▶ EXERCISE: Copy out the lines that include the word "with".

___ DATA LISTING

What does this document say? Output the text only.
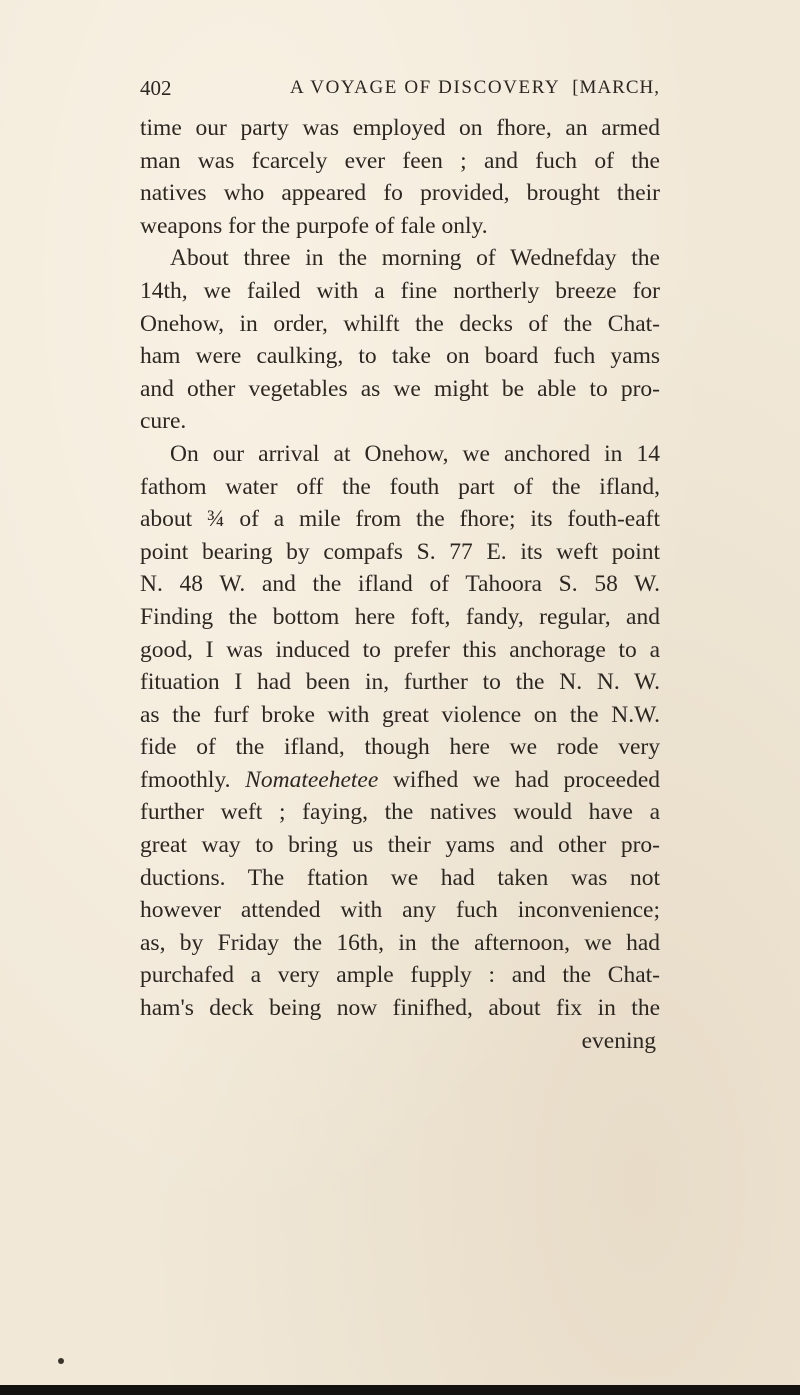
402	A VOYAGE OF DISCOVERY [MARCH,
time our party was employed on fhore, an armed
man was fcarcely ever feen ; and fuch of the
natives who appeared fo provided, brought their
weapons for the purpofe of fale only.
About three in the morning of Wednefday the
14th, we failed with a fine northerly breeze for
Onehow, in order, whilft the decks of the Chat-
ham were caulking, to take on board fuch yams
and other vegetables as we might be able to pro-
cure.
On our arrival at Onehow, we anchored in 14
fathom water off the fouth part of the ifland,
about ¾ of a mile from the fhore; its fouth-eaft
point bearing by compafs S. 77 E. its weft point
N. 48 W. and the ifland of Tahoora S. 58 W.
Finding the bottom here foft, fandy, regular, and
good, I was induced to prefer this anchorage to a
fituation I had been in, further to the N. N. W.
as the furf broke with great violence on the N.W.
fide of the ifland, though here we rode very
fmoothly. Nomateehetee wifhed we had proceeded
further weft ; faying, the natives would have a
great way to bring us their yams and other pro-
ductions. The ftation we had taken was not
however attended with any fuch inconvenience;
as, by Friday the 16th, in the afternoon, we had
purchafed a very ample fupply : and the Chat-
ham's deck being now finifhed, about fix in the
evening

______

▶ RESPONSE:
14th, we failed with a fine northerly breeze for
as the furf broke with great violence on the N.W.
however attended with any fuch inconvenience;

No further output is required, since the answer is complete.